'''

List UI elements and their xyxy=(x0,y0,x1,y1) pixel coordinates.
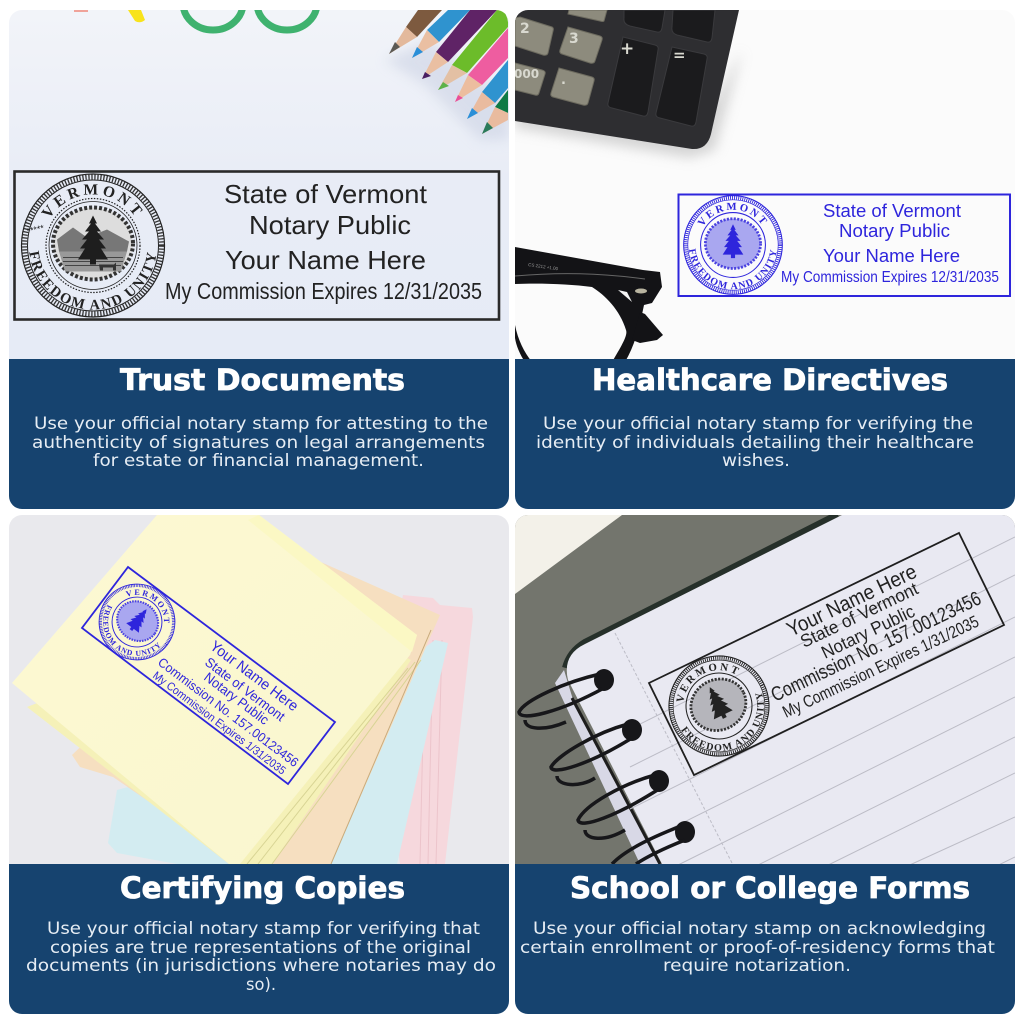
stamp text lines: My Commission Expires 12/31/2035 xyxy=(165,278,482,304)
description: for estate or financial management. xyxy=(93,451,424,471)
stamp text lines: My Commission Expires 1/31/2035 xyxy=(780,612,982,722)
photo background: stacked coloured paper xyxy=(9,515,509,865)
stamp text lines: Your Name Here xyxy=(207,638,301,715)
stamp text lines: Commission No. 157.00123456 xyxy=(155,654,302,770)
stamp text lines: Your Name Here xyxy=(783,560,920,642)
glasses: CS 2212 +1.00 xyxy=(528,262,559,271)
black notary stamp impression xyxy=(13,170,500,321)
stamp text lines: Commission No. 157.00123456 xyxy=(768,588,985,707)
stamp text lines: State of Vermont xyxy=(202,654,288,724)
heading: Trust Documents xyxy=(120,363,405,397)
heading: School or College Forms xyxy=(570,871,970,905)
caption band xyxy=(9,359,509,509)
heading: Healthcare Directives xyxy=(592,363,948,397)
panel: healthcare directives xyxy=(515,10,1015,509)
stamp text lines: Notary Public xyxy=(818,601,918,663)
pencils xyxy=(389,10,508,134)
description: authenticity of signatures on legal arrangements xyxy=(32,433,485,453)
seal: Vermont: FREEDOM AND UNITY xyxy=(103,604,160,656)
seal: Vermont: VERMONT xyxy=(697,202,768,224)
seal: Vermont: ***** xyxy=(26,223,45,236)
blue notary stamp impression xyxy=(80,566,336,786)
stamp text lines: State of Vermont xyxy=(823,201,961,221)
photo background: calculator and glasses: 2 xyxy=(520,21,530,37)
seal: Vermont: VERMONT xyxy=(41,184,143,216)
panel: school or college forms xyxy=(515,515,1015,1014)
description: certain enrollment or proof-of-residency forms that xyxy=(520,938,995,958)
description: identity of individuals detailing their healthcare xyxy=(536,433,974,453)
panel: certifying copies xyxy=(9,515,509,1014)
caption band xyxy=(515,864,1015,1014)
photo background: calculator and glasses: + xyxy=(620,39,634,59)
seal: Vermont: FREEDOM AND UNITY xyxy=(688,248,776,290)
black notary stamp impression xyxy=(648,532,1006,776)
stamp text lines: Notary Public xyxy=(201,669,272,728)
photo background: desk with pencils xyxy=(9,0,509,360)
spiral rings xyxy=(519,669,695,864)
seal: Vermont xyxy=(668,655,770,757)
stamp text lines: State of Vermont xyxy=(224,179,428,209)
stamp text lines: Your Name Here xyxy=(823,246,960,266)
seal: Vermont: VERMONT xyxy=(676,663,740,702)
heading: Certifying Copies xyxy=(120,871,405,905)
photo background: calculator and glasses xyxy=(515,10,744,359)
description: Use your official notary stamp on acknowledging xyxy=(533,919,986,939)
description: documents (in jurisdictions where notaries may do xyxy=(26,956,496,976)
photo background: calculator and glasses: 000 xyxy=(514,67,539,81)
description: Use your official notary stamp for verifying that xyxy=(47,919,480,939)
seal: Vermont: FREEDOM AND UNITY xyxy=(681,693,764,751)
photo background: calculator and glasses: = xyxy=(673,46,686,64)
stamp text lines: My Commission Expires 1/31/2035 xyxy=(150,670,288,777)
description xyxy=(26,919,496,995)
description: require notarization. xyxy=(663,956,851,976)
caption band xyxy=(9,864,509,1014)
panel: trust documents xyxy=(9,10,509,509)
description xyxy=(32,414,488,471)
seal: Vermont xyxy=(98,584,176,660)
calculator xyxy=(515,10,739,149)
photo background: calculator and glasses: 3 xyxy=(569,31,579,47)
stamp text lines xyxy=(781,201,999,286)
description xyxy=(538,416,973,466)
description: Use your official notary stamp for attesting to the xyxy=(34,414,488,434)
stamp text lines xyxy=(165,179,482,304)
seal: Vermont xyxy=(683,196,783,295)
caption band xyxy=(515,359,1015,509)
blue notary stamp impression xyxy=(678,194,1011,297)
description xyxy=(520,919,995,976)
glasses xyxy=(515,247,663,362)
description: Use your official notary stamp for verifying the xyxy=(543,414,973,434)
stamp text lines: State of Vermont xyxy=(797,578,921,652)
description: wishes. xyxy=(722,451,790,471)
stamp text lines: Notary Public xyxy=(839,221,950,241)
seal: Vermont: FREEDOM AND UNITY xyxy=(29,250,156,310)
seal: Vermont: VERMONT xyxy=(125,590,170,623)
description: copies are true representations of the original xyxy=(50,938,471,958)
photo background: spiral notebook xyxy=(515,515,1015,884)
description: so). xyxy=(246,975,276,995)
photo background: calculator and glasses: . xyxy=(561,73,566,88)
stamp text lines: Notary Public xyxy=(249,210,411,240)
seal: Vermont xyxy=(20,173,166,318)
stamp text lines: Your Name Here xyxy=(225,245,426,275)
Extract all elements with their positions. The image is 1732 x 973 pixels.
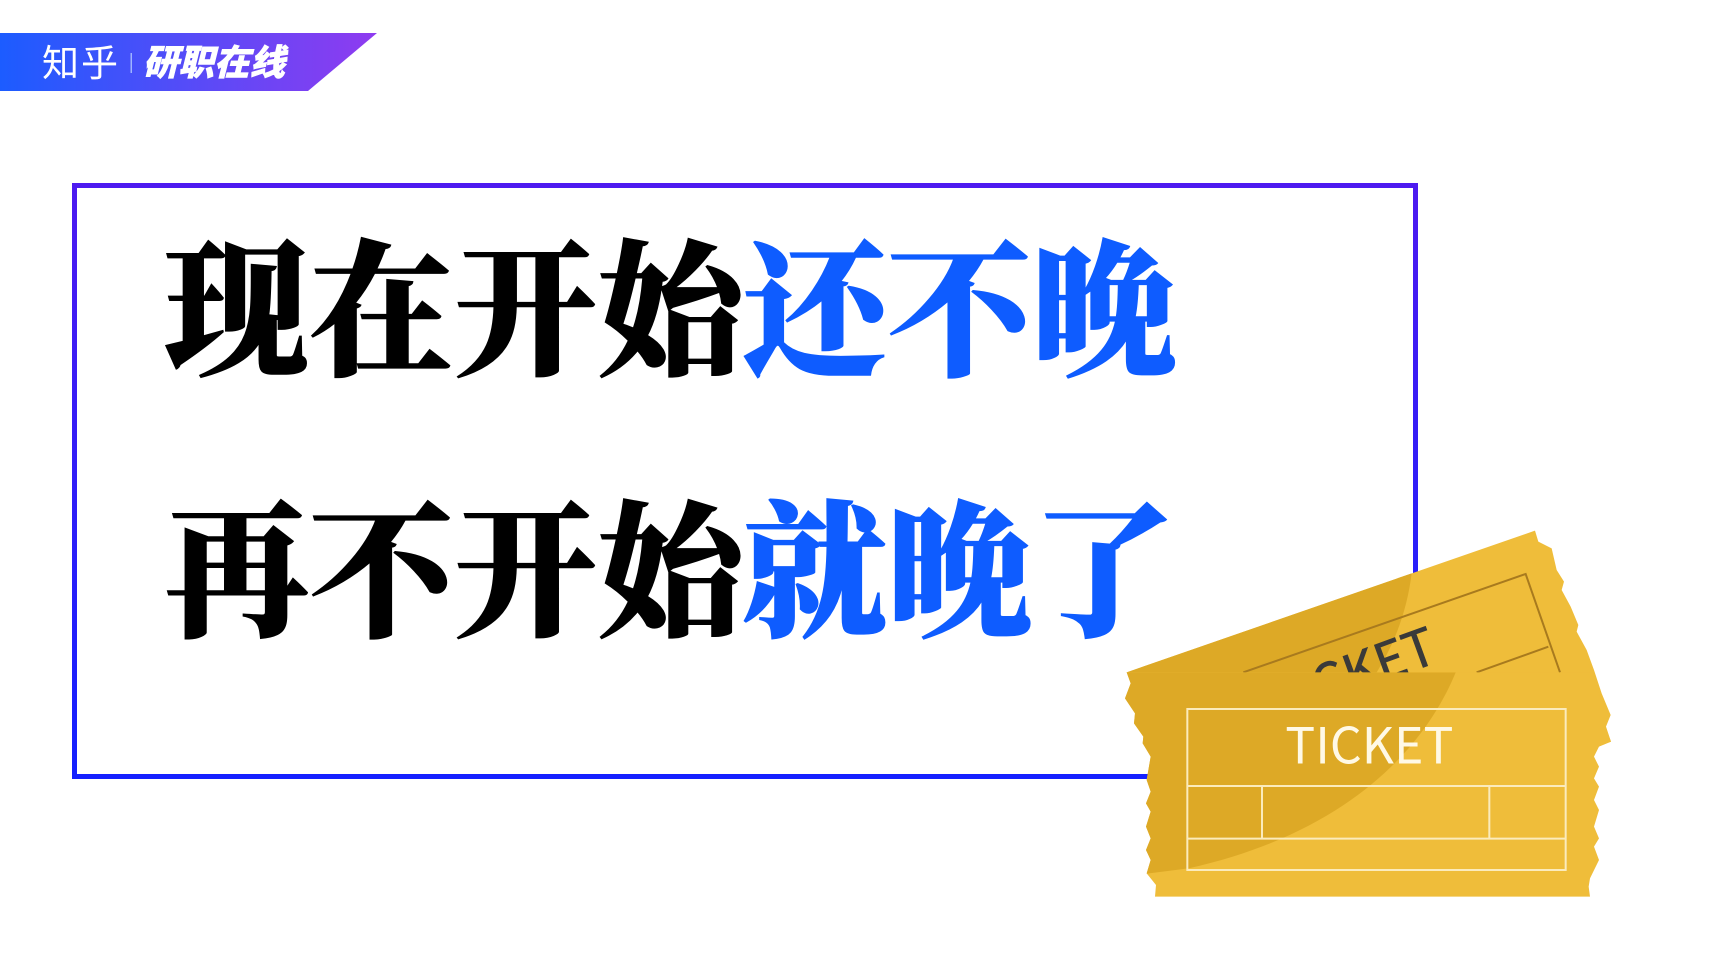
headline line 1: 现在开始还不晚 bbox=[164, 233, 1176, 396]
brand: 知乎: 知乎 bbox=[42, 43, 120, 84]
brand: 研职在线: 研职在线 bbox=[141, 43, 293, 83]
ticket panel lines bbox=[1187, 709, 1566, 870]
headline frame bbox=[74, 186, 1416, 776]
header badge bbox=[0, 33, 377, 91]
illustration: tickets bbox=[1110, 531, 1611, 897]
back ticket: CKET bbox=[1299, 605, 1445, 719]
badge background bbox=[0, 33, 377, 91]
headline line 2: 再不开始就晚了 bbox=[164, 494, 1176, 657]
ticket label: TICKET bbox=[1285, 706, 1453, 778]
front ticket bbox=[1110, 670, 1611, 897]
brand divider bbox=[130, 53, 132, 73]
back ticket bbox=[1127, 531, 1611, 777]
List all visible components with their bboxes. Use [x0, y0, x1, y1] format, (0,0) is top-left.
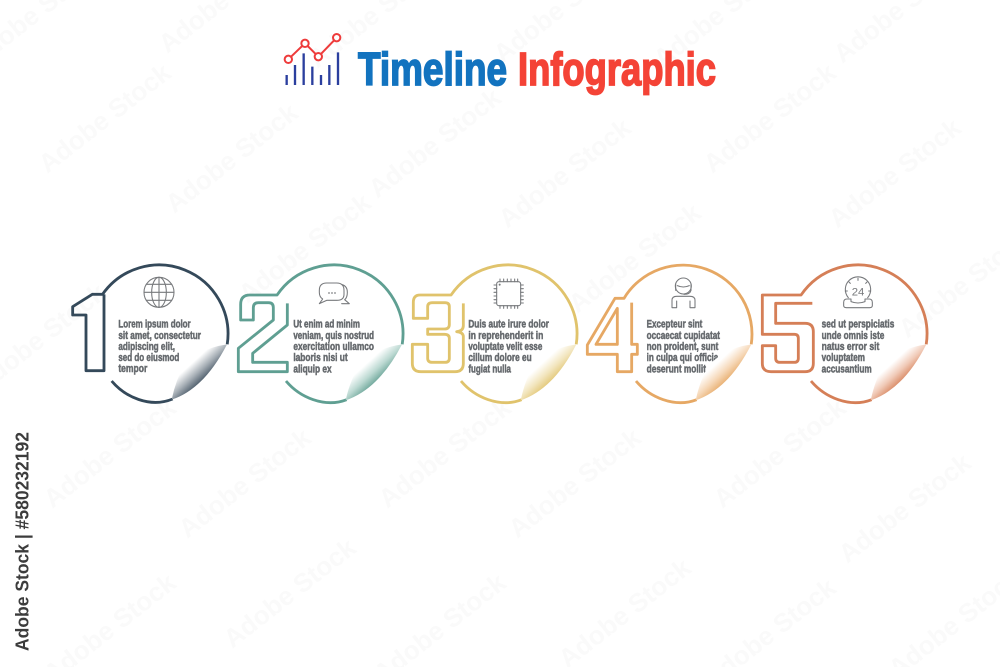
icon: microchip — [494, 279, 523, 308]
icon: globe — [144, 277, 174, 307]
number 1 and circle outline — [73, 265, 228, 371]
panel: step 4 — [587, 265, 752, 403]
stock id caption: Adobe Stock | #580232192 — [12, 432, 32, 651]
circle lower arc — [286, 381, 347, 403]
watermark: Adobe Stock — [833, 447, 977, 569]
text block: unde omnis iste — [822, 330, 884, 342]
number 4 and circle outline — [587, 265, 752, 372]
page curl — [346, 344, 402, 400]
watermark: Adobe Stock — [698, 57, 842, 179]
icon: chart logo — [285, 34, 340, 85]
text block: tempor — [118, 363, 147, 375]
number 5 and circle outline — [762, 265, 927, 372]
panel: step 5 — [762, 265, 927, 403]
text block: sit amet, consectetur — [118, 330, 201, 342]
text block — [118, 318, 201, 375]
text block: natus error sit — [822, 341, 880, 353]
circle lower arc — [461, 381, 522, 403]
text block: in reprehenderit in — [468, 330, 543, 342]
text block: accusantium — [822, 363, 872, 375]
watermark: Adobe Stock — [493, 112, 637, 234]
watermark: Adobe Stock — [38, 392, 182, 514]
text block: exercitation ullamco — [293, 341, 374, 353]
watermark: Adobe Stock — [823, 112, 967, 234]
icon: 24 hour phone — [844, 277, 872, 308]
text block: voluptate velit esse — [468, 341, 542, 353]
text block: sed ut perspiciatis — [822, 318, 894, 330]
watermark: Adobe Stock — [233, 187, 377, 309]
text block: veniam, quis nostrud — [293, 330, 374, 342]
text block: fugiat nulla — [468, 363, 511, 375]
watermark: Adobe Stock — [708, 392, 852, 514]
text block: Lorem ipsum dolor — [118, 318, 191, 330]
panel: step 2 — [238, 265, 403, 403]
text block: non proident, sunt — [647, 341, 719, 353]
page curl — [696, 344, 751, 400]
title — [358, 43, 716, 95]
title: Infographic — [518, 43, 716, 95]
text block: Ut enim ad minim — [293, 318, 360, 330]
watermark: Adobe Stock — [503, 422, 647, 544]
text block: in culpa qui officia — [647, 352, 718, 364]
text block: deserunt mollit — [647, 363, 706, 375]
text block: laboris nisi ut — [293, 352, 348, 364]
panel: step 3 — [412, 265, 577, 403]
text block: voluptatem — [822, 352, 865, 364]
panel: step 1 — [73, 265, 228, 402]
watermark: Adobe Stock — [363, 82, 507, 204]
text block: aliquip ex — [293, 363, 332, 375]
page curl — [172, 344, 227, 400]
text block: sed do eiusmod — [118, 352, 179, 364]
text block — [822, 318, 894, 375]
circle lower arc — [636, 381, 697, 403]
text block — [647, 318, 720, 375]
text block: Duis aute irure dolor — [468, 318, 549, 330]
icon: chat bubbles — [319, 283, 349, 304]
page curl — [521, 344, 576, 400]
watermark: Adobe Stock — [160, 97, 304, 219]
text block: occaecat cupidatat — [647, 330, 720, 342]
page curl — [871, 344, 926, 400]
circle lower arc — [112, 381, 173, 402]
circle lower arc — [811, 381, 872, 403]
text block: Excepteur sint — [647, 318, 703, 330]
text block: cillum dolore eu — [468, 352, 532, 364]
watermark: Adobe Stock — [563, 197, 707, 319]
text block: adipiscing elit, — [118, 341, 175, 353]
watermark: Adobe Stock — [373, 392, 517, 514]
number 4 inner triangle — [596, 308, 617, 344]
title: Timeline — [358, 43, 507, 95]
icon: 24 hour phone: 24 — [852, 287, 864, 299]
watermark: Adobe Stock — [33, 57, 177, 179]
watermark: Adobe Stock — [173, 422, 317, 544]
number 3 and circle outline — [412, 265, 577, 372]
number 2 and circle outline — [238, 265, 403, 372]
icon: headset operator — [672, 278, 695, 308]
text block — [468, 318, 549, 375]
watermark: Adobe Stock — [218, 532, 362, 654]
text block — [293, 318, 374, 375]
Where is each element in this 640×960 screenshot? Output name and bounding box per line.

'''

(WHAT THE TASK REQUIRES): Print the lines of the listing verbatim, starting at the line that contains "headline line 1: 现在开始还不晚" and ending at the line that contains "headline frame bbox=[74, 186, 1416, 776]", with both of those lines included.

(EXERCISE RESPONSE):
headline line 1: 现在开始还不晚 bbox=[164, 233, 1176, 396]
brand: 知乎: 知乎 bbox=[42, 43, 120, 84]
brand: 研职在线: 研职在线 bbox=[141, 43, 293, 83]
ticket panel lines bbox=[1187, 709, 1566, 870]
headline frame bbox=[74, 186, 1416, 776]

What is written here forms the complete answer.